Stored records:
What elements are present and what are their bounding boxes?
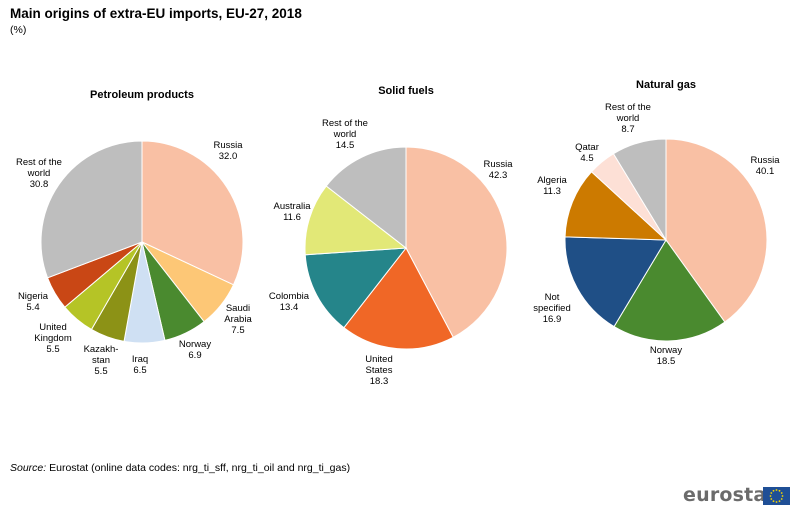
slice-russia — [405, 146, 508, 338]
label-norway: Norway 6.9 — [179, 339, 211, 361]
label-united-kingdom: United Kingdom 5.5 — [34, 322, 72, 355]
slice-australia — [304, 185, 408, 256]
label-rest-of-the-world: Rest of the world 8.7 — [605, 102, 651, 135]
pie-title: Solid fuels — [378, 85, 434, 97]
slice-colombia — [304, 247, 408, 329]
label-russia: Russia 32.0 — [213, 140, 243, 162]
label-russia: Russia 42.3 — [483, 159, 513, 181]
slice-russia — [665, 138, 768, 323]
slice-rest-of-the-world — [612, 138, 667, 242]
eurostat-logo: eurostat — [683, 484, 776, 506]
label-norway: Norway 18.5 — [650, 345, 682, 367]
pie-solid-fuels: Solid fuels Russia 42.3 United States 18.3 Col… — [269, 85, 513, 387]
chart-title: Main origins of extra-EU imports, EU-27,… — [10, 6, 302, 21]
slice-algeria — [564, 171, 668, 241]
label-australia: Australia 11.6 — [274, 201, 312, 223]
label-not-specified: Not specified 16.9 — [533, 292, 571, 325]
label-rest-of-the-world: Rest of the world 14.5 — [322, 118, 368, 151]
slice-norway — [613, 239, 726, 342]
pie-petroleum-products: Petroleum products Russia 32.0 Saudi Arabia 7… — [16, 89, 252, 377]
slice-russia — [141, 140, 244, 286]
label-kazakh-stan: Kazakh-stan 5.5 — [84, 344, 119, 377]
label-qatar: Qatar 4.5 — [575, 142, 599, 164]
pie-title: Petroleum products — [90, 89, 194, 101]
label-colombia: Colombia 13.4 — [269, 291, 310, 313]
label-iraq: Iraq 6.5 — [132, 354, 148, 376]
eu-flag-icon — [763, 487, 790, 505]
pie-title: Natural gas — [636, 79, 696, 91]
source-label: Source: — [10, 462, 47, 474]
source-note: Source: Eurostat (online data codes: nrg… — [10, 462, 350, 474]
slice-not-specified — [564, 236, 667, 328]
label-saudi-arabia: Saudi Arabia 7.5 — [224, 303, 252, 336]
slice-rest-of-the-world — [40, 140, 143, 279]
source-text: Eurostat (online data codes: nrg_ti_sff,… — [49, 462, 351, 474]
label-russia: Russia 40.1 — [750, 155, 780, 177]
label-algeria: Algeria 11.3 — [537, 175, 567, 197]
label-nigeria: Nigeria 5.4 — [18, 291, 49, 313]
pie-natural-gas: Natural gas Russia 40.1 Norway 18.5 Not specif… — [533, 79, 780, 367]
chart-unit: (%) — [10, 24, 27, 36]
slice-rest-of-the-world — [325, 146, 407, 250]
label-united-states: United States 18.3 — [365, 354, 392, 387]
slice-united-states — [343, 247, 454, 350]
label-rest-of-the-world: Rest of the world 30.8 — [16, 157, 62, 190]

Instruction: Please set down every one of the records above word for word, leaving out the pictures.

Reply to the exercise:
What elements are present and what are their bounding boxes?
slice-russia — [405, 146, 508, 338]
label-norway: Norway 6.9 — [179, 339, 211, 361]
label-united-kingdom: United Kingdom 5.5 — [34, 322, 72, 355]
slice-australia — [304, 185, 408, 256]
label-rest-of-the-world: Rest of the world 8.7 — [605, 102, 651, 135]
pie-title: Solid fuels — [378, 85, 434, 97]
slice-colombia — [304, 247, 408, 329]
label-russia: Russia 32.0 — [213, 140, 243, 162]
label-russia: Russia 42.3 — [483, 159, 513, 181]
slice-russia — [665, 138, 768, 323]
slice-rest-of-the-world — [612, 138, 667, 242]
eurostat-logo: eurostat — [683, 484, 776, 506]
label-norway: Norway 18.5 — [650, 345, 682, 367]
pie-solid-fuels: Solid fuels Russia 42.3 United States 18.3 Col… — [269, 85, 513, 387]
chart-title: Main origins of extra-EU imports, EU-27,… — [10, 6, 302, 21]
slice-algeria — [564, 171, 668, 241]
label-australia: Australia 11.6 — [274, 201, 312, 223]
label-not-specified: Not specified 16.9 — [533, 292, 571, 325]
label-rest-of-the-world: Rest of the world 14.5 — [322, 118, 368, 151]
slice-norway — [613, 239, 726, 342]
pie-petroleum-products: Petroleum products Russia 32.0 Saudi Arabia 7… — [16, 89, 252, 377]
slice-russia — [141, 140, 244, 286]
label-kazakh-stan: Kazakh-stan 5.5 — [84, 344, 119, 377]
label-qatar: Qatar 4.5 — [575, 142, 599, 164]
pie-title: Petroleum products — [90, 89, 194, 101]
label-colombia: Colombia 13.4 — [269, 291, 310, 313]
label-iraq: Iraq 6.5 — [132, 354, 148, 376]
eu-flag-icon — [763, 487, 790, 505]
pie-title: Natural gas — [636, 79, 696, 91]
source-label: Source: — [10, 462, 47, 474]
source-note: Source: Eurostat (online data codes: nrg… — [10, 462, 350, 474]
slice-not-specified — [564, 236, 667, 328]
label-saudi-arabia: Saudi Arabia 7.5 — [224, 303, 252, 336]
slice-rest-of-the-world — [40, 140, 143, 279]
source-text: Eurostat (online data codes: nrg_ti_sff,… — [49, 462, 351, 474]
label-russia: Russia 40.1 — [750, 155, 780, 177]
label-algeria: Algeria 11.3 — [537, 175, 567, 197]
label-nigeria: Nigeria 5.4 — [18, 291, 49, 313]
pie-natural-gas: Natural gas Russia 40.1 Norway 18.5 Not specif… — [533, 79, 780, 367]
chart-unit: (%) — [10, 24, 27, 36]
slice-rest-of-the-world — [325, 146, 407, 250]
label-united-states: United States 18.3 — [365, 354, 392, 387]
slice-united-states — [343, 247, 454, 350]
label-rest-of-the-world: Rest of the world 30.8 — [16, 157, 62, 190]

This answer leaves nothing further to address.